YOUR OBJECTIVE: Can you copy out the rows below, from the one containing "- devices-illustration: [0, 170, 750, 360]" down to the one containing "- section-d-header: [163, 944, 303, 972]", both included and character for character, with no other rows?

RECORDS TO USE:
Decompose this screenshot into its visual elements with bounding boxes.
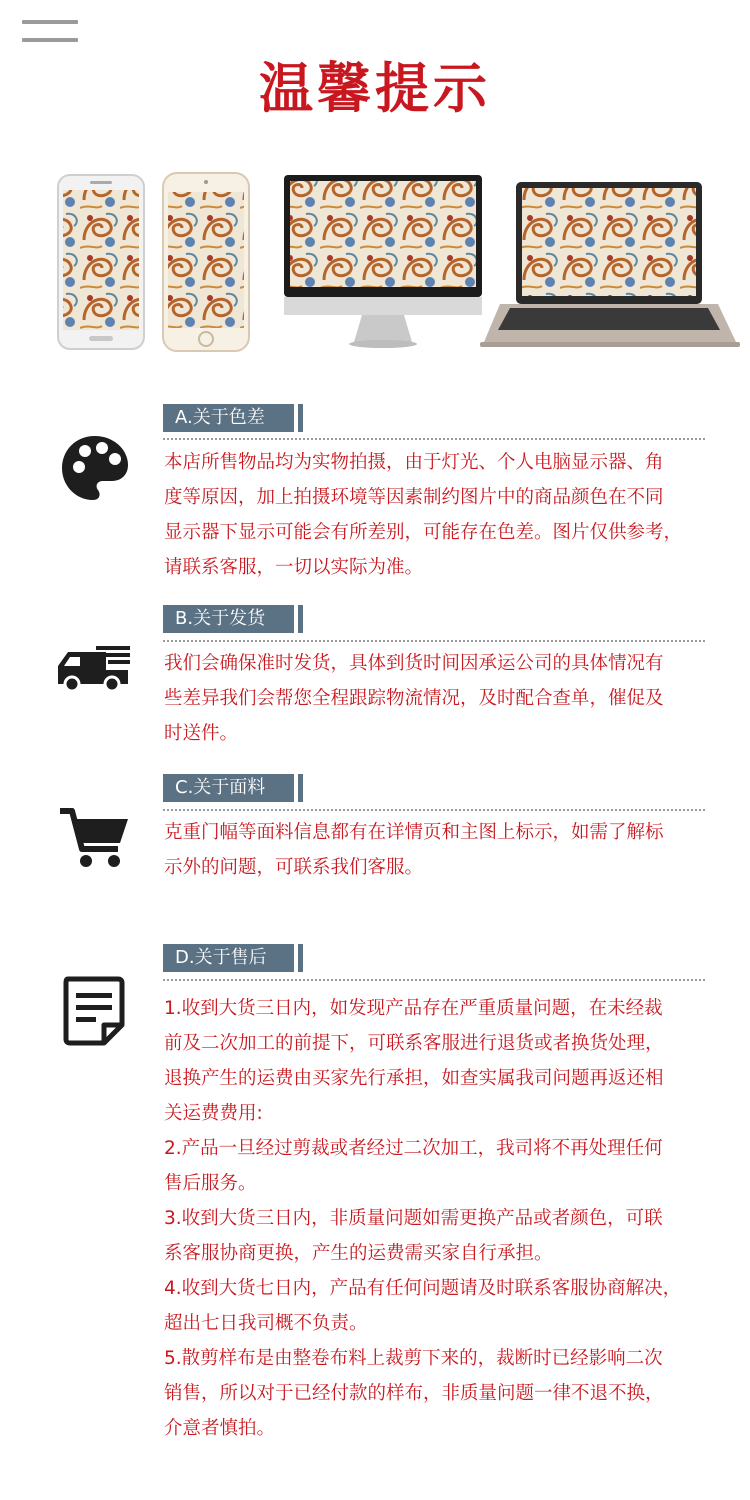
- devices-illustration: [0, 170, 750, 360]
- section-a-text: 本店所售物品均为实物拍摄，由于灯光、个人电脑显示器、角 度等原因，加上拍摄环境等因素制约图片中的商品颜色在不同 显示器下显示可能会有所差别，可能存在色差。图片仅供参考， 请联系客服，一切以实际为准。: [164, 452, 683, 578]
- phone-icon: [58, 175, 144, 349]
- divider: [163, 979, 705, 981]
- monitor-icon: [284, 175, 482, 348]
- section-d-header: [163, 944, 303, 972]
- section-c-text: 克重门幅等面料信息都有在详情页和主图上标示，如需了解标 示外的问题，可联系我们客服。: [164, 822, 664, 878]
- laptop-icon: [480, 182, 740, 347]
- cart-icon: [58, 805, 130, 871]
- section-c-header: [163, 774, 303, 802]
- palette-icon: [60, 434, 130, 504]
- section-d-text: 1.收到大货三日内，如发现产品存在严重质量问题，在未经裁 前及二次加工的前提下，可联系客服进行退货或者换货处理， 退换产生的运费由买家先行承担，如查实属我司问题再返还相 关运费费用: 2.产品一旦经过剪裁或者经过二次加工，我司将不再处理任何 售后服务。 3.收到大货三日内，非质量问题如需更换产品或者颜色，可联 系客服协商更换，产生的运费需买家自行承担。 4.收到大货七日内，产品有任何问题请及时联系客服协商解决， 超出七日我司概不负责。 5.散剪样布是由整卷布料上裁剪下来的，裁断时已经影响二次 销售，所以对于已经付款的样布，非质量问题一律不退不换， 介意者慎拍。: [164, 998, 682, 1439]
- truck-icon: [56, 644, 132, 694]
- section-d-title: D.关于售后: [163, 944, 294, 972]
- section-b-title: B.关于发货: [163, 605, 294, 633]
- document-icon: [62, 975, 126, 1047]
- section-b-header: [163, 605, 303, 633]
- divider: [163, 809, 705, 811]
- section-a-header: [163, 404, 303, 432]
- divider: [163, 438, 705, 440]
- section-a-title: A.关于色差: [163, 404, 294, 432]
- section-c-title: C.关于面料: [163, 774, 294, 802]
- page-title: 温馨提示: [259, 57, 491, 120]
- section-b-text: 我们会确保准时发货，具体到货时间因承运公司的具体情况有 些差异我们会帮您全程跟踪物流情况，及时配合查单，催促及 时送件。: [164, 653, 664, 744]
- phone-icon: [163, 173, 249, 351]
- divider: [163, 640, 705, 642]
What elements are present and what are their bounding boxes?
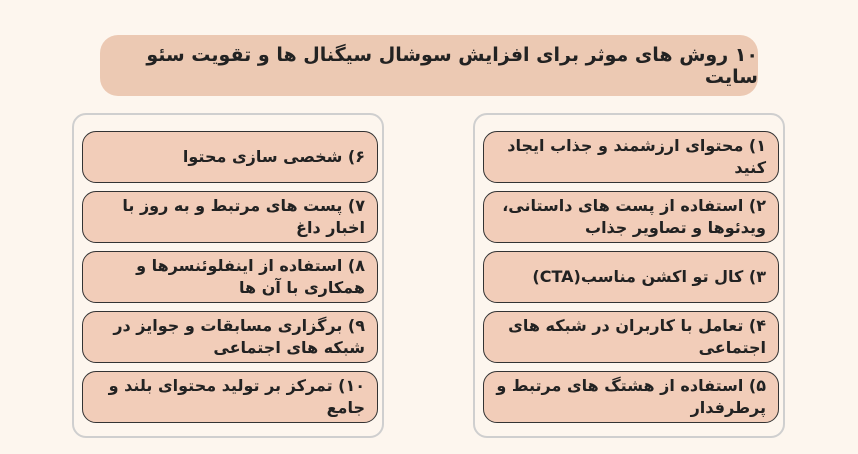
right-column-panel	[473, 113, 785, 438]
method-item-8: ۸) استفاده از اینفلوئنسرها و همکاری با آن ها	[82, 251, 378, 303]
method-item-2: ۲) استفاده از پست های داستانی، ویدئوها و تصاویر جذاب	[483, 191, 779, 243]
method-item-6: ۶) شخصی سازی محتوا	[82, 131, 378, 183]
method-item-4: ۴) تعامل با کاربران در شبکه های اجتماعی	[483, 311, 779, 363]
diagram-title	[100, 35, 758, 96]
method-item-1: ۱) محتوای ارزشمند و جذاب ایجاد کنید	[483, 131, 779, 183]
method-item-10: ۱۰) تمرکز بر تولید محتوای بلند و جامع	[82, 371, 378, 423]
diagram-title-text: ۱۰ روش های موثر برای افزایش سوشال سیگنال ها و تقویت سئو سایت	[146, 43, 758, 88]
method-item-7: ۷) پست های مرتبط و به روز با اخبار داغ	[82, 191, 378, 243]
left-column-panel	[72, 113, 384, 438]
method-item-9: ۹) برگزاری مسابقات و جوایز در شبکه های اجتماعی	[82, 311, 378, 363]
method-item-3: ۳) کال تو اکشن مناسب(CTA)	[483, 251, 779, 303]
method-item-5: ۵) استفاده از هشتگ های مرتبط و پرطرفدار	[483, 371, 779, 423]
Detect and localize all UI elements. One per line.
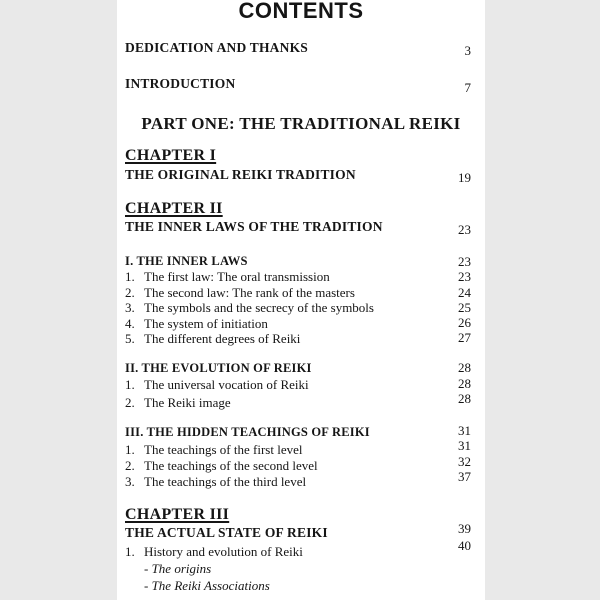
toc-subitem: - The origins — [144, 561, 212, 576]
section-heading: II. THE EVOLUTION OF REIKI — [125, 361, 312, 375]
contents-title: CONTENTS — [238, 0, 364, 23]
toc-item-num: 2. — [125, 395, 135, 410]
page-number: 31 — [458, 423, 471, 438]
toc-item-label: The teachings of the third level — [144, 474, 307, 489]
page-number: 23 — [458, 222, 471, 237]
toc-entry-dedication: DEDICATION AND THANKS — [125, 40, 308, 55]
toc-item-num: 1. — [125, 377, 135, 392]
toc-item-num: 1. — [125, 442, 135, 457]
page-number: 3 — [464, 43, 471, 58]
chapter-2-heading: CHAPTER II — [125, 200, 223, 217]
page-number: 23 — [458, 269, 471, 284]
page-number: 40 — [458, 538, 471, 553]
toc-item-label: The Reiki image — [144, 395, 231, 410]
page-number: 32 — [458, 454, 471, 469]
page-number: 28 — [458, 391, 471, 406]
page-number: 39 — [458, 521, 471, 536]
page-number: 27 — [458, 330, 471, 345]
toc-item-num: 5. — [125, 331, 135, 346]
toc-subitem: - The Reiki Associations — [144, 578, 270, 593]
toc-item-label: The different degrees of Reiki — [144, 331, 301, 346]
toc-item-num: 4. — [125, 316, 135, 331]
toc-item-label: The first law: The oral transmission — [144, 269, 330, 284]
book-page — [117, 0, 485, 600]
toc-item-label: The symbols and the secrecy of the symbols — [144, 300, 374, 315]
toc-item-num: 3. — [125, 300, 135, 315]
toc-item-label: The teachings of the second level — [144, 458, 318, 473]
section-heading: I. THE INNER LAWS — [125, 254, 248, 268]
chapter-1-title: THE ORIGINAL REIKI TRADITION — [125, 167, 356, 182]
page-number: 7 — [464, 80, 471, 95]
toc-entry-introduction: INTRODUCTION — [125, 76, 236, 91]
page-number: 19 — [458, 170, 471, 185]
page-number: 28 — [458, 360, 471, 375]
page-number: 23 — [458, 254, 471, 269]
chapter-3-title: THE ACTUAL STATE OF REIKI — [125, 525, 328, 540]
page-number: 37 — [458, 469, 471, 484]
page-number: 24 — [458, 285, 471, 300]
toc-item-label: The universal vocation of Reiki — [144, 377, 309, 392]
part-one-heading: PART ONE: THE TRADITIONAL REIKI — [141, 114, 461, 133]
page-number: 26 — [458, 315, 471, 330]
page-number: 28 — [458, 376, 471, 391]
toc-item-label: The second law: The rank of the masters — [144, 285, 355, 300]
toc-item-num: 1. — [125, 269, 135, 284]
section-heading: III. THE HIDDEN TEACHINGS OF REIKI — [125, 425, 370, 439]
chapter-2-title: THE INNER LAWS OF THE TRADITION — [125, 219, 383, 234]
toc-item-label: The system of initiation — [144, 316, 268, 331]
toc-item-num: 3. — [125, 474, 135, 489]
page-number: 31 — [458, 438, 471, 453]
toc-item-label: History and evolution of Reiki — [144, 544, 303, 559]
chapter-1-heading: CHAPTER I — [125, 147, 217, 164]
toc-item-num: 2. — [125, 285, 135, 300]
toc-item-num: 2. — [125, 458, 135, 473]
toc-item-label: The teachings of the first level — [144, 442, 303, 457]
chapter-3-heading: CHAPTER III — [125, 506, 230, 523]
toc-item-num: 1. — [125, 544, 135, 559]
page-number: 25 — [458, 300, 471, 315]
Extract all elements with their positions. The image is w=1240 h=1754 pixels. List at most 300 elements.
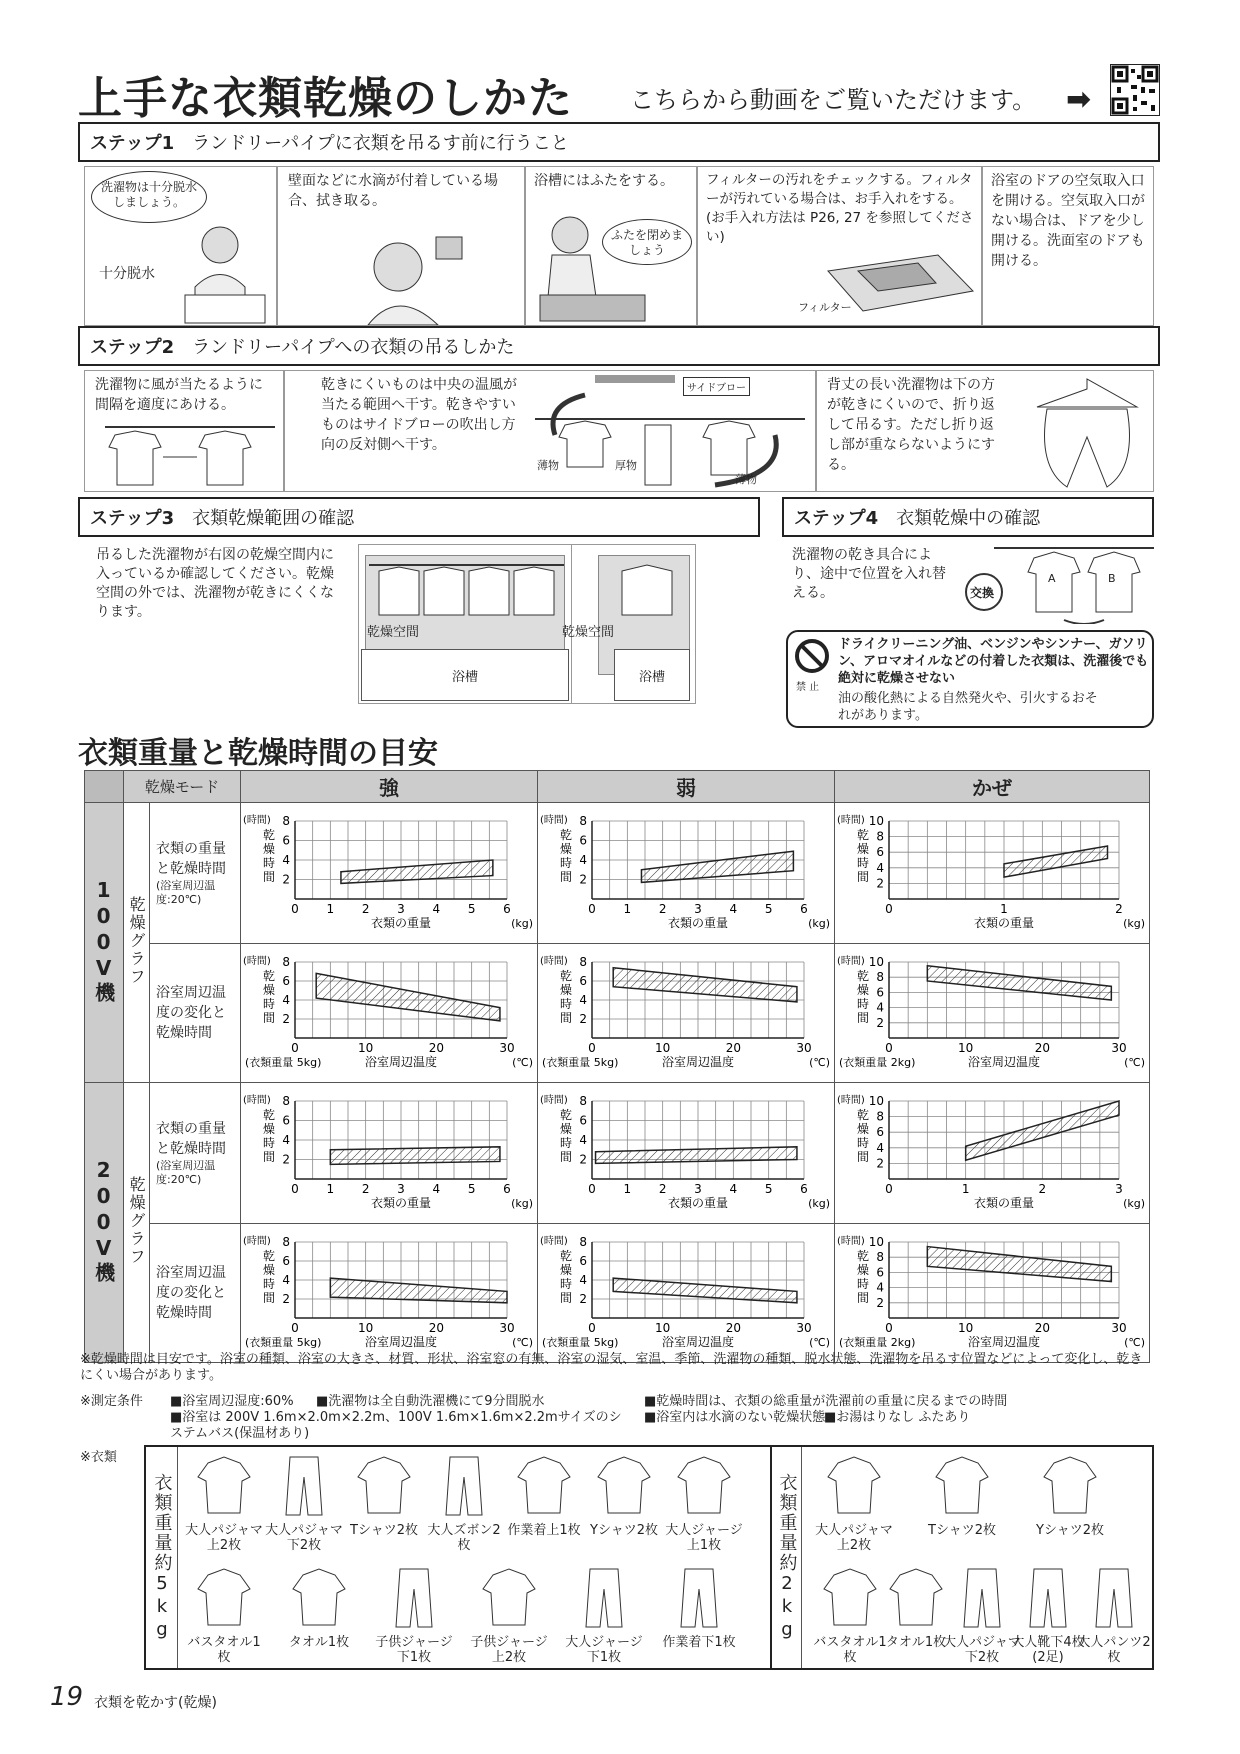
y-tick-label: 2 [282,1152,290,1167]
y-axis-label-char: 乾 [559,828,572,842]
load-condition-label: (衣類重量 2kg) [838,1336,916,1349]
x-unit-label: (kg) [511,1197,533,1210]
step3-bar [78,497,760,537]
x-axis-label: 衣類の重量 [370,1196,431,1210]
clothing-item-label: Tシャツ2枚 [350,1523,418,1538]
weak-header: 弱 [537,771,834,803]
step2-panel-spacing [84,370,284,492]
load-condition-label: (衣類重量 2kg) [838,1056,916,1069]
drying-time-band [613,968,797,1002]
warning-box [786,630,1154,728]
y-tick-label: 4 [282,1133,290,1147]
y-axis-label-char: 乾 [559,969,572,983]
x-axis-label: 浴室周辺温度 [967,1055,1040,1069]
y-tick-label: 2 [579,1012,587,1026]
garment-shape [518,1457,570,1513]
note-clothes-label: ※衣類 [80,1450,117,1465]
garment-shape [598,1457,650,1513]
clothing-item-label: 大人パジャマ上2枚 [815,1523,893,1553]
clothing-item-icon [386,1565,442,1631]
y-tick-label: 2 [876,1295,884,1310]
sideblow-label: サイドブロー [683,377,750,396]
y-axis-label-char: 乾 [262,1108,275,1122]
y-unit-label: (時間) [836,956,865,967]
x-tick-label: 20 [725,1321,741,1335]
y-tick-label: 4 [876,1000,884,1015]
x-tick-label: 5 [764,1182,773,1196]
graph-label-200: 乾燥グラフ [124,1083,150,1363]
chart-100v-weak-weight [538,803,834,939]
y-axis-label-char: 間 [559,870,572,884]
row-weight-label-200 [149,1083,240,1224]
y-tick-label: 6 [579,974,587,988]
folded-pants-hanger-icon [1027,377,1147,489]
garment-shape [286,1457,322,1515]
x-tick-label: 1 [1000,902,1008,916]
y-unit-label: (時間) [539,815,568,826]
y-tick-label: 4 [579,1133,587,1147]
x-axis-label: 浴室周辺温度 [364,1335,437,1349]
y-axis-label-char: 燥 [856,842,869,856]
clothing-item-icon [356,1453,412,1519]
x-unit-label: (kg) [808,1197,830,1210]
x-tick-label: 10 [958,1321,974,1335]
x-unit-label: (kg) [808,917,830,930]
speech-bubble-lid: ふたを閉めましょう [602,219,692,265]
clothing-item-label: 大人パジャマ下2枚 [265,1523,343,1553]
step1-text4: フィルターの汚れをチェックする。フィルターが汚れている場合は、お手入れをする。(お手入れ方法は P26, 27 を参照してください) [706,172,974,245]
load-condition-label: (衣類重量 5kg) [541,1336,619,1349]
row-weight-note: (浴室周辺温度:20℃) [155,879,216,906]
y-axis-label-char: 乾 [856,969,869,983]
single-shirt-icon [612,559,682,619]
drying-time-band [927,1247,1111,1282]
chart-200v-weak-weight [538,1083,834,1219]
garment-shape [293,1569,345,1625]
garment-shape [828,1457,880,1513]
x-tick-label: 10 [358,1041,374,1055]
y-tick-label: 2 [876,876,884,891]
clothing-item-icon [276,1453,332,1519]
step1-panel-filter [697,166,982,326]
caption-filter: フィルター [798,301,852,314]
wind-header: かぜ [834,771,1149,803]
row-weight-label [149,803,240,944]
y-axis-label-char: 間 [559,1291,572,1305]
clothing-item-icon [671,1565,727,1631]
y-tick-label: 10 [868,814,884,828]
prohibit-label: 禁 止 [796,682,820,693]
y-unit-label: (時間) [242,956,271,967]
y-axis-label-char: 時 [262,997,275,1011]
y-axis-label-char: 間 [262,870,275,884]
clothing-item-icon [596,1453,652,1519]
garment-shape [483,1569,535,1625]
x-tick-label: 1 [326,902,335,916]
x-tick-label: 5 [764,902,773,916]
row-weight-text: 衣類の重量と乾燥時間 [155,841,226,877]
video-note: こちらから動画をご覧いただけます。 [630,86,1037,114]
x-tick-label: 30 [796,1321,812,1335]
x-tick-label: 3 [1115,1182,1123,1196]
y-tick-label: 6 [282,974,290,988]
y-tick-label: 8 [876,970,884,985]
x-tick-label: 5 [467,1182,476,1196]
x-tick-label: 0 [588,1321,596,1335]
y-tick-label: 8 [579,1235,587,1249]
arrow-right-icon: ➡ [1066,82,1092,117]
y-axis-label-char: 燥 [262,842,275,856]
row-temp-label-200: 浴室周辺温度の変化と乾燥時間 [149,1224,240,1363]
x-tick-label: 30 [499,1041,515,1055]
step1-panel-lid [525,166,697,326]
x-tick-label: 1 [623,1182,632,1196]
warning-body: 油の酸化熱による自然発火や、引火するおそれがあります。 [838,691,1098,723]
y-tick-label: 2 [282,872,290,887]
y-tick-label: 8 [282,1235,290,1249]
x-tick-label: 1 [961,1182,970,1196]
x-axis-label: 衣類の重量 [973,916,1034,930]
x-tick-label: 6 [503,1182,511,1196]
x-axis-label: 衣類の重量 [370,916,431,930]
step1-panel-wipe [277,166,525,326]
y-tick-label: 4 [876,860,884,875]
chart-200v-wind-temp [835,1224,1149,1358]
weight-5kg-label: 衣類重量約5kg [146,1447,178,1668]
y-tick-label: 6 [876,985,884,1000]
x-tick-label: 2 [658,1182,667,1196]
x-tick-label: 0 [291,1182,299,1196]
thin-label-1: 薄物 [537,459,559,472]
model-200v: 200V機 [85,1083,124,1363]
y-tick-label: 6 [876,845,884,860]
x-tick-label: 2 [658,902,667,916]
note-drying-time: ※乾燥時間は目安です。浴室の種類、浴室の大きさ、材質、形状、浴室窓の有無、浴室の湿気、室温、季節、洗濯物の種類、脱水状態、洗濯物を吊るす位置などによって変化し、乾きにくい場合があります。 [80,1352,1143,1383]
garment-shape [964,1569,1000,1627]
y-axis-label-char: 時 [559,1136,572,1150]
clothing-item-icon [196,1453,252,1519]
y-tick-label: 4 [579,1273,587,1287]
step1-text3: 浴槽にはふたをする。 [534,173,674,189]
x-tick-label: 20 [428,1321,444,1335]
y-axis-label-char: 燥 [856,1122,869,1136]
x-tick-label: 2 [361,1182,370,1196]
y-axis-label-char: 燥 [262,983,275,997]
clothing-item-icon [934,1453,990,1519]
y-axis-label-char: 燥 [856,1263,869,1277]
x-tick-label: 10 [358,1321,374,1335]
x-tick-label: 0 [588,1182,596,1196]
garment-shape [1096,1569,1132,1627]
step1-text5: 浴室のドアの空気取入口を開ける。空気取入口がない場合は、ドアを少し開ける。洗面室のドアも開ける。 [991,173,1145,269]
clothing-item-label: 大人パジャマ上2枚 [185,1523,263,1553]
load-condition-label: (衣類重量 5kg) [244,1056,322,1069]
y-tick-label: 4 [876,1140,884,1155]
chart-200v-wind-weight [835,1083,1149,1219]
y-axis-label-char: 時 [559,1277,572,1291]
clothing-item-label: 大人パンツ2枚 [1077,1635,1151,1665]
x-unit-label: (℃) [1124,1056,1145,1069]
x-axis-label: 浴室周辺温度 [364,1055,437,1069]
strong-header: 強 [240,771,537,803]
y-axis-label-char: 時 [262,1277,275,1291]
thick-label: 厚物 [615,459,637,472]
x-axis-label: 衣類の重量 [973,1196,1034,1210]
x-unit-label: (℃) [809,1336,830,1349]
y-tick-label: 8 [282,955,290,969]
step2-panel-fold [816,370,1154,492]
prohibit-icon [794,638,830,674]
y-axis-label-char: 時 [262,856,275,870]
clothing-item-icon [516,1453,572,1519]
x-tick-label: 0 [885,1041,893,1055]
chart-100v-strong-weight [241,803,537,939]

SOLUTION TO THE EXERCISE:
- devices-illustration: [0, 170, 750, 360]
- section-a-text: 本店所售物品均为实物拍摄，由于灯光、个人电脑显示器、角 度等原因，加上拍摄环境等因素制约图片中的商品颜色在不同 显示器下显示可能会有所差别，可能存在色差。图片仅供参考， 请联系客服，一切以实际为准。: [164, 452, 683, 578]
- phone-icon: [58, 175, 144, 349]
- divider: [163, 979, 705, 981]
- monitor-icon: [284, 175, 482, 348]
- section-d-header: [163, 944, 303, 972]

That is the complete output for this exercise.